Dataset entries
☆ ☆ ☆ ☆ ☆
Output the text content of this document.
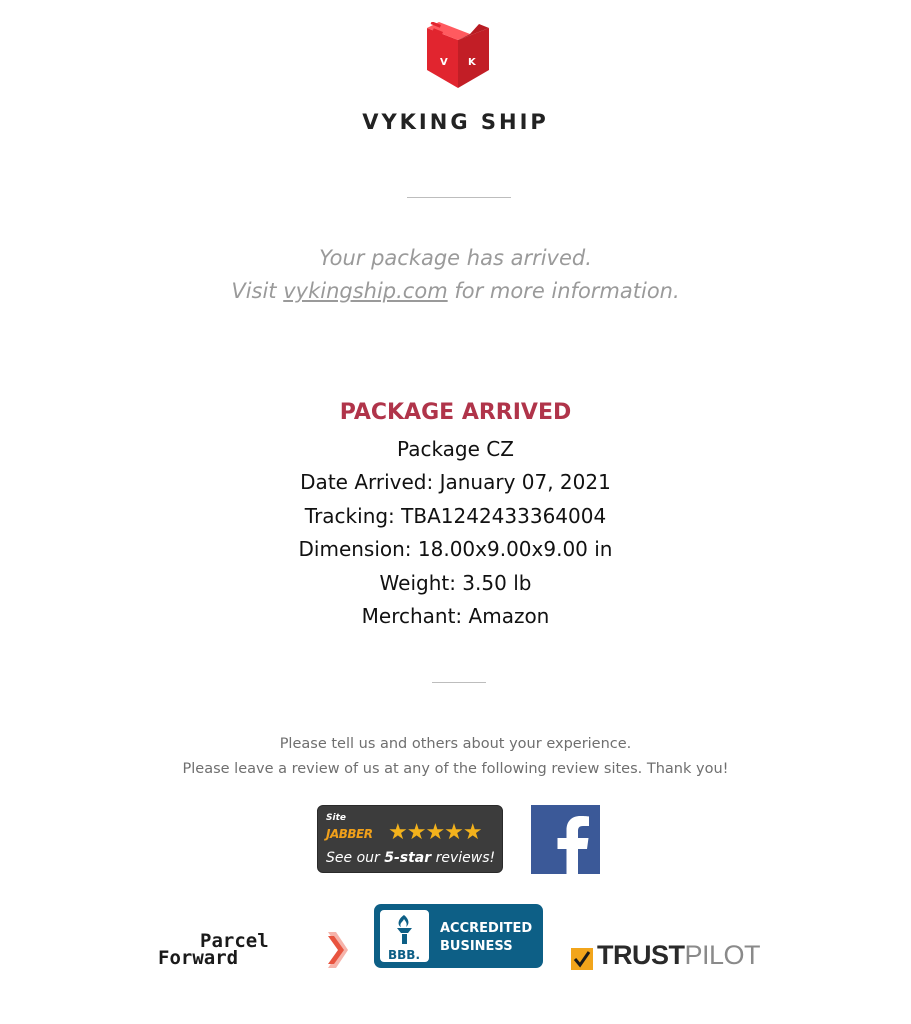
V K
VYKING SHIP
Your package has arrived.
Visit vykingship.com for more information.
PACKAGE ARRIVED
Package CZ
Date Arrived: January 07, 2021
Tracking: TBA1242433364004
Dimension: 18.00x9.00x9.00 in
Weight: 3.50 lb
Merchant: Amazon
Please tell us and others about your experience.
Please leave a review of us at any of the following review sites. Thank you!
Site
JABBER ★★★★★
See our 5-star reviews!
Parcel
Forward	BBB.
ACCREDITED
BUSINESS	TRUSTPILOT
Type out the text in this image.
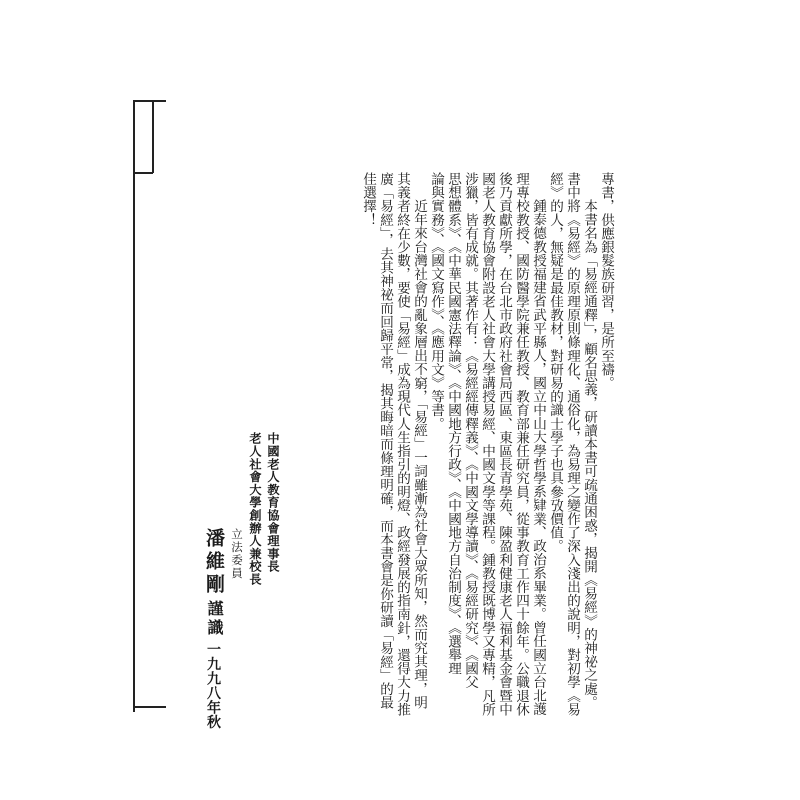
專書，供應銀髮族研習，是所至禱。
本書名為「易經通釋」，顧名思義，研讀本書可疏通困惑，揭開《易經》的神祕之處。
書中將《易經》的原理原則條理化、通俗化，為易理之變作了深入淺出的說明，對初學《易
經》的人，無疑是最佳教材，對研易的識士學子也具參攷價值。
鍾泰德教授福建省武平縣人，國立中山大學哲學系肄業、政治系畢業。曾任國立台北護
理專校教授、國防醫學院兼任教授、教育部兼任研究員，從事教育工作四十餘年。公職退休
後乃貢獻所學，在台北市政府社會局西區、東區長青學苑、陳盈利健康老人福利基金會暨中
國老人教育協會附設老人社會大學講授易經、中國文學等課程。鍾教授既博學又專精，凡所
涉獵，皆有成就。其著作有：《易經經傳釋義》、《中國文學導讀》、《易經研究》、《國父
思想體系》、《中華民國憲法釋論》、《中國地方行政》、《中國地方自治制度》、《選舉理
論與實務》、《國文寫作》、《應用文》等書。
近年來台灣社會的亂象層出不窮，「易經」一詞雖漸為社會大眾所知，然而究其理，明
其義者終在少數，要使「易經」成為現代人生指引的明燈、政經發展的指南針，還得大力推
廣「易經」，去其神祕而回歸平常，揭其晦暗而條理明確，而本書會是你研讀「易經」的最
佳選擇！
中國老人教育協會理事長
老人社會大學創辦人兼校長
立法委員
潘維剛
謹識
一九九八年秋
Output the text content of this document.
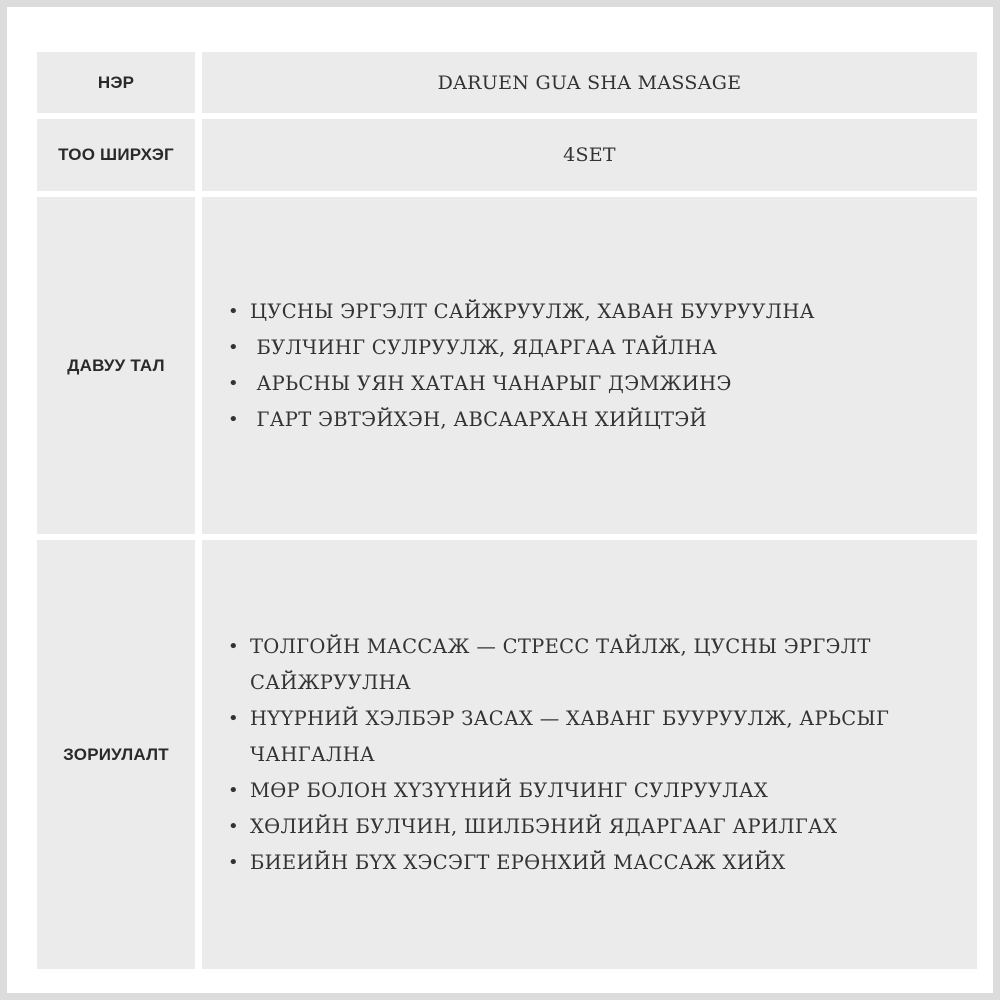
НЭР	DARUEN GUA SHA MASSAGE
ТОО ШИРХЭГ	4SET
ДАВУУ ТАЛ
• ЦУСНЫ ЭРГЭЛТ САЙЖРУУЛЖ, ХАВАН БУУРУУЛНА
•  БУЛЧИНГ СУЛРУУЛЖ, ЯДАРГАА ТАЙЛНА
•  АРЬСНЫ УЯН ХАТАН ЧАНАРЫГ ДЭМЖИНЭ
•  ГАРТ ЭВТЭЙХЭН, АВСААРХАН ХИЙЦТЭЙ
ЗОРИУЛАЛТ
• ТОЛГОЙН МАССАЖ — СТРЕСС ТАЙЛЖ, ЦУСНЫ ЭРГЭЛТ САЙЖРУУЛНА
• НҮҮРНИЙ ХЭЛБЭР ЗАСАХ — ХАВАНГ БУУРУУЛЖ, АРЬСЫГ ЧАНГАЛНА
• МӨР БОЛОН ХҮЗҮҮНИЙ БУЛЧИНГ СУЛРУУЛАХ
• ХӨЛИЙН БУЛЧИН, ШИЛБЭНИЙ ЯДАРГААГ АРИЛГАХ
• БИЕИЙН БҮХ ХЭСЭГТ ЕРӨНХИЙ МАССАЖ ХИЙХ
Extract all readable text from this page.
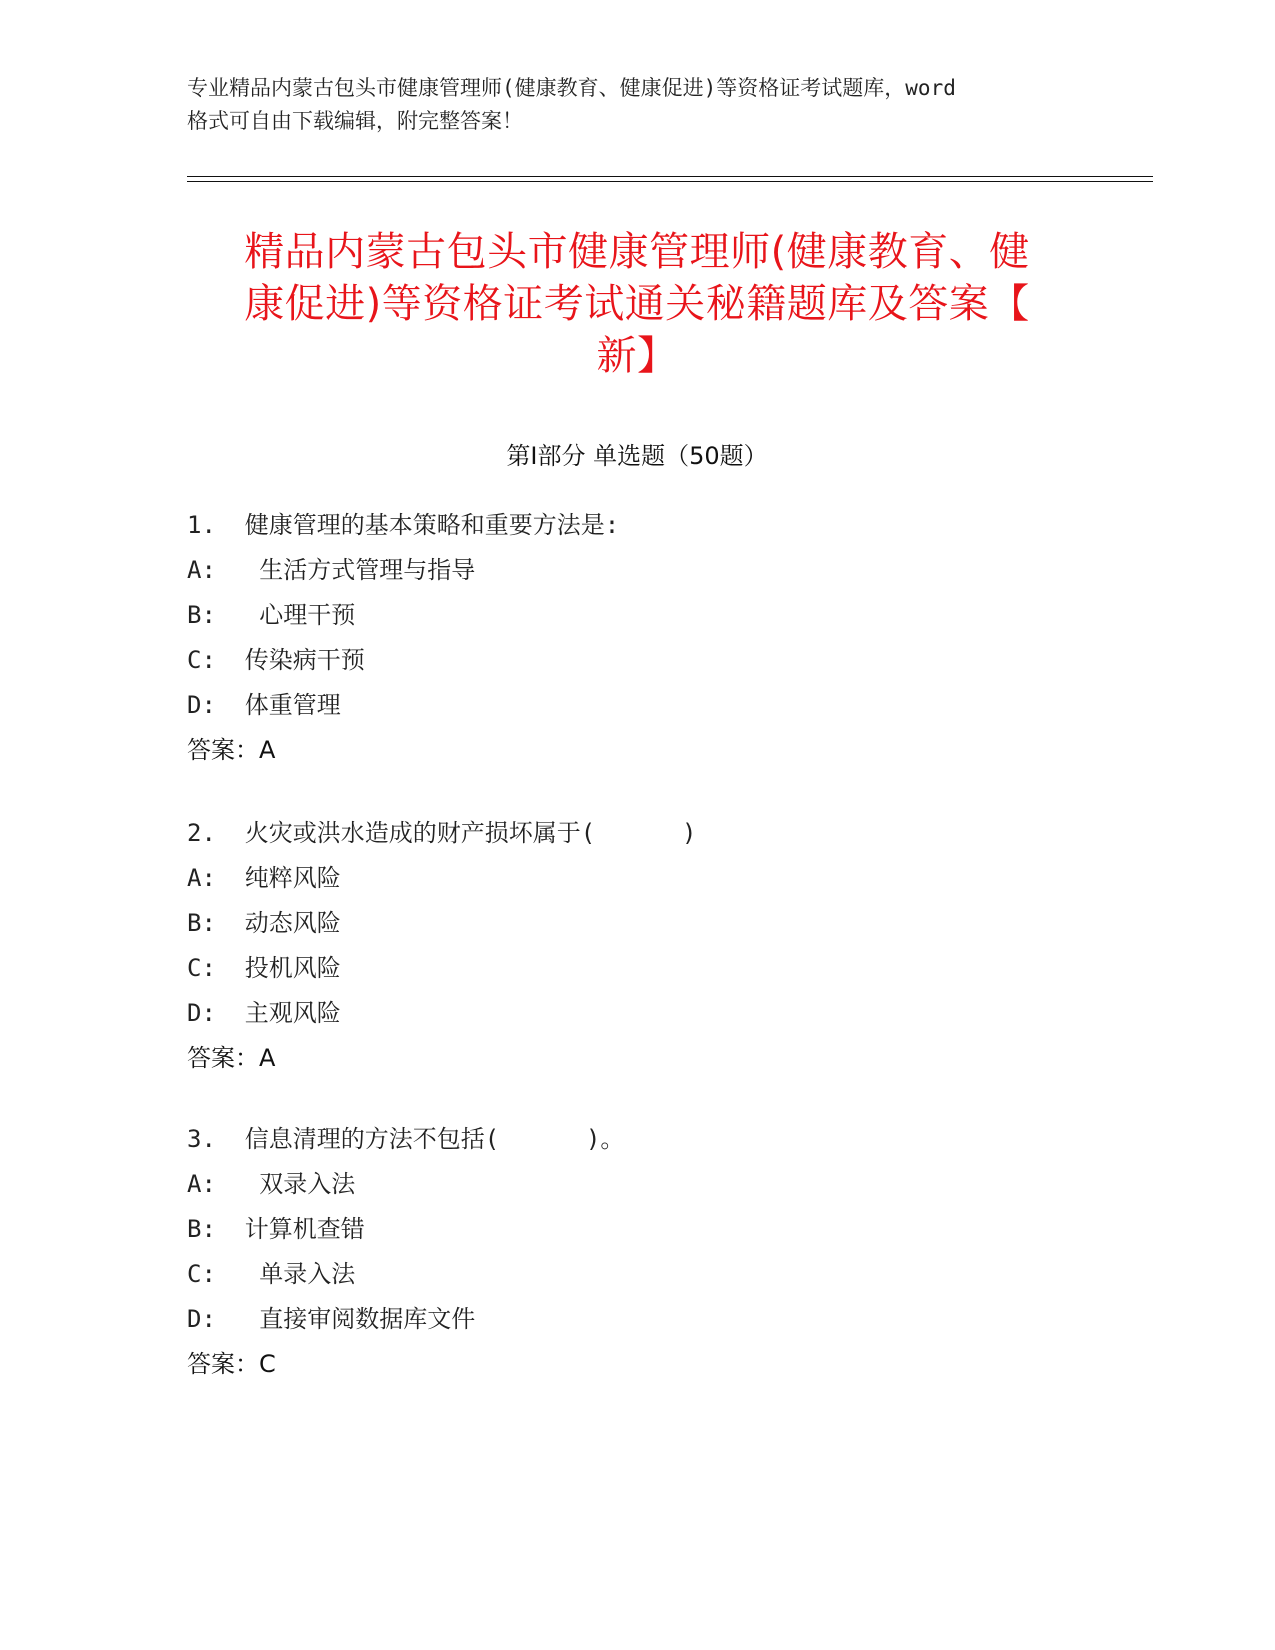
专业精品内蒙古包头市健康管理师(健康教育、健康促进)等资格证考试题库，word
格式可自由下载编辑，附完整答案！
精品内蒙古包头市健康管理师(健康教育、健
康促进)等资格证考试通关秘籍题库及答案【
新】
第Ⅰ部分 单选题（50题）
1.  健康管理的基本策略和重要方法是:
A:   生活方式管理与指导
B:   心理干预
C:  传染病干预
D:  体重管理
答案：A
2.  火灾或洪水造成的财产损坏属于(      )
A:  纯粹风险
B:  动态风险
C:  投机风险
D:  主观风险
答案：A
3.  信息清理的方法不包括(      )。
A:   双录入法
B:  计算机查错
C:   单录入法
D:   直接审阅数据库文件
答案：C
☆ ☆ ☆ ☆ ☆
> _Exercise_: Transcribe the records above exactly as they appear, leaving out any pictures.

> _Answer to this exercise_:
Output the text content of this document.
V K
VYKING SHIP
Your package has arrived.
Visit vykingship.com for more information.
PACKAGE ARRIVED
Package CZ
Date Arrived: January 07, 2021
Tracking: TBA1242433364004
Dimension: 18.00x9.00x9.00 in
Weight: 3.50 lb
Merchant: Amazon
Please tell us and others about your experience.
Please leave a review of us at any of the following review sites. Thank you!
Site
JABBER ★★★★★
See our 5-star reviews!
Parcel
Forward	BBB.
ACCREDITED
BUSINESS	TRUSTPILOT
Type out the text in this image.
專書，供應銀髮族研習，是所至禱。
本書名為「易經通釋」，顧名思義，研讀本書可疏通困惑，揭開《易經》的神祕之處。
書中將《易經》的原理原則條理化、通俗化，為易理之變作了深入淺出的說明，對初學《易
經》的人，無疑是最佳教材，對研易的識士學子也具參攷價值。
鍾泰德教授福建省武平縣人，國立中山大學哲學系肄業、政治系畢業。曾任國立台北護
理專校教授、國防醫學院兼任教授、教育部兼任研究員，從事教育工作四十餘年。公職退休
後乃貢獻所學，在台北市政府社會局西區、東區長青學苑、陳盈利健康老人福利基金會暨中
國老人教育協會附設老人社會大學講授易經、中國文學等課程。鍾教授既博學又專精，凡所
涉獵，皆有成就。其著作有：《易經經傳釋義》、《中國文學導讀》、《易經研究》、《國父
思想體系》、《中華民國憲法釋論》、《中國地方行政》、《中國地方自治制度》、《選舉理
論與實務》、《國文寫作》、《應用文》等書。
近年來台灣社會的亂象層出不窮，「易經」一詞雖漸為社會大眾所知，然而究其理，明
其義者終在少數，要使「易經」成為現代人生指引的明燈、政經發展的指南針，還得大力推
廣「易經」，去其神祕而回歸平常，揭其晦暗而條理明確，而本書會是你研讀「易經」的最
佳選擇！
中國老人教育協會理事長
老人社會大學創辦人兼校長
立法委員
潘維剛
謹識
一九九八年秋
Output the text content of this document.
НЭР	DARUEN GUA SHA MASSAGE
ТОО ШИРХЭГ	4SET
ДАВУУ ТАЛ
• ЦУСНЫ ЭРГЭЛТ САЙЖРУУЛЖ, ХАВАН БУУРУУЛНА
•  БУЛЧИНГ СУЛРУУЛЖ, ЯДАРГАА ТАЙЛНА
•  АРЬСНЫ УЯН ХАТАН ЧАНАРЫГ ДЭМЖИНЭ
•  ГАРТ ЭВТЭЙХЭН, АВСААРХАН ХИЙЦТЭЙ
ЗОРИУЛАЛТ
• ТОЛГОЙН МАССАЖ — СТРЕСС ТАЙЛЖ, ЦУСНЫ ЭРГЭЛТ САЙЖРУУЛНА
• НҮҮРНИЙ ХЭЛБЭР ЗАСАХ — ХАВАНГ БУУРУУЛЖ, АРЬСЫГ ЧАНГАЛНА
• МӨР БОЛОН ХҮЗҮҮНИЙ БУЛЧИНГ СУЛРУУЛАХ
• ХӨЛИЙН БУЛЧИН, ШИЛБЭНИЙ ЯДАРГААГ АРИЛГАХ
• БИЕИЙН БҮХ ХЭСЭГТ ЕРӨНХИЙ МАССАЖ ХИЙХ
Extract all readable text from this page.
专业精品内蒙古包头市健康管理师(健康教育、健康促进)等资格证考试题库，word
格式可自由下载编辑，附完整答案！
精品内蒙古包头市健康管理师(健康教育、健
康促进)等资格证考试通关秘籍题库及答案【
新】
第Ⅰ部分 单选题（50题）
1.  健康管理的基本策略和重要方法是:
A:   生活方式管理与指导
B:   心理干预
C:  传染病干预
D:  体重管理
答案：A
2.  火灾或洪水造成的财产损坏属于(      )
A:  纯粹风险
B:  动态风险
C:  投机风险
D:  主观风险
答案：A
3.  信息清理的方法不包括(      )。
A:   双录入法
B:  计算机查错
C:   单录入法
D:   直接审阅数据库文件
答案：C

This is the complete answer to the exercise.